## PROMPT
Go through the entries below and collect each line with the string "JSON" in it.

----- SUPPLIED RECORDS

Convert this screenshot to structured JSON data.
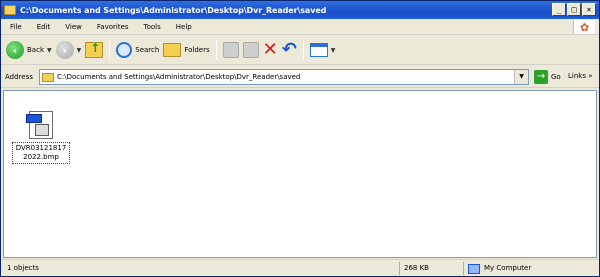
{
  "window": {
    "title": "C:\\Documents and Settings\\Administrator\\Desktop\\Dvr_Reader\\saved",
    "buttons": [
      "_",
      "□",
      "×"
    ]
  },
  "menu": [
    "File",
    "Edit",
    "View",
    "Favorites",
    "Tools",
    "Help"
  ],
  "toolbar": {
    "back_label": "Back",
    "search_label": "Search",
    "folders_label": "Folders"
  },
  "address": {
    "label": "Address",
    "value": "C:\\Documents and Settings\\Administrator\\Desktop\\Dvr_Reader\\saved",
    "go_label": "Go",
    "links_label": "Links »"
  },
  "files": [
    {
      "name": "DVR03121817 2022.bmp",
      "icon": "bmp-file-icon"
    }
  ],
  "status": {
    "objects": "1 objects",
    "size": "268 KB",
    "zone": "My Computer"
  }
}
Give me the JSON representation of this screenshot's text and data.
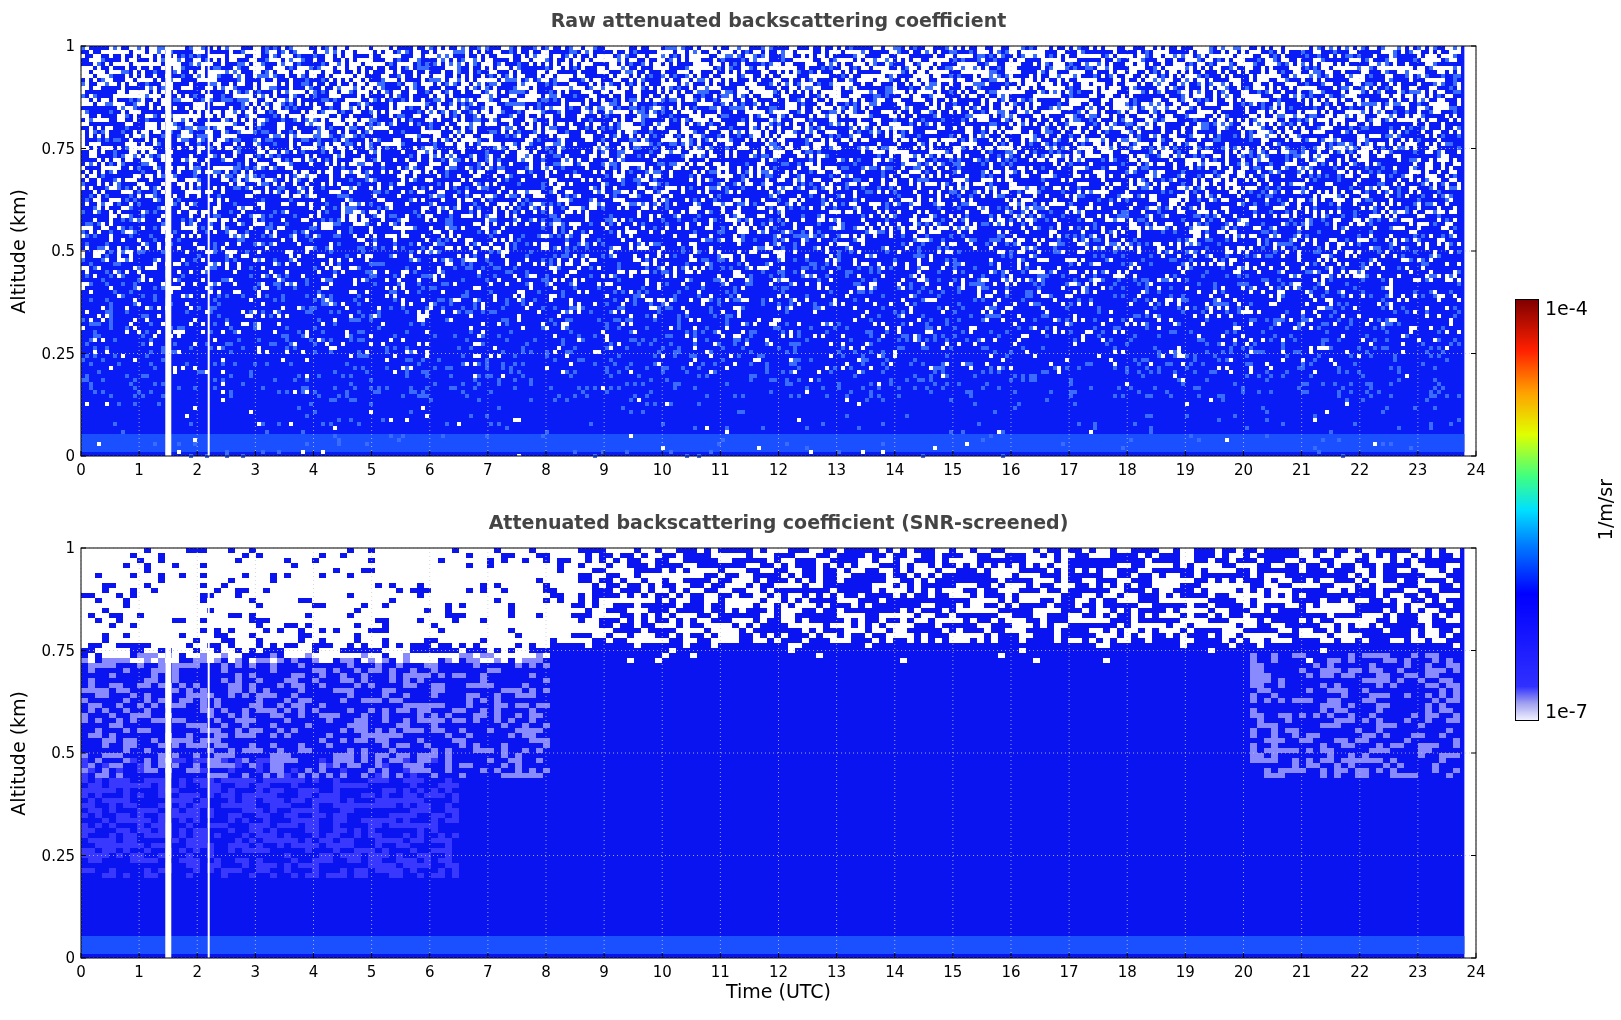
{
  "panels": [
    {
      "title": "Raw attenuated backscattering coefficient",
      "ylabel": "Altitude (km)",
      "kind": "raw",
      "yticks": [
        "1",
        "0.75",
        "0.5",
        "0.25",
        "0"
      ],
      "xticks": [
        "0",
        "1",
        "2",
        "3",
        "4",
        "5",
        "6",
        "7",
        "8",
        "9",
        "10",
        "11",
        "12",
        "13",
        "14",
        "15",
        "16",
        "17",
        "18",
        "19",
        "20",
        "21",
        "22",
        "23",
        "24"
      ]
    },
    {
      "title": "Attenuated backscattering coefficient (SNR-screened)",
      "ylabel": "Altitude (km)",
      "kind": "screened",
      "yticks": [
        "1",
        "0.75",
        "0.5",
        "0.25",
        "0"
      ],
      "xticks": [
        "0",
        "1",
        "2",
        "3",
        "4",
        "5",
        "6",
        "7",
        "8",
        "9",
        "10",
        "11",
        "12",
        "13",
        "14",
        "15",
        "16",
        "17",
        "18",
        "19",
        "20",
        "21",
        "22",
        "23",
        "24"
      ]
    }
  ],
  "xlabel": "Time (UTC)",
  "colorbar": {
    "max_label": "1e-4",
    "min_label": "1e-7",
    "label": "1/m/sr"
  }
}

----------

## WRITTEN RESPONSE
Convert this screenshot to structured JSON data.
Give me the JSON representation of this screenshot's text and data.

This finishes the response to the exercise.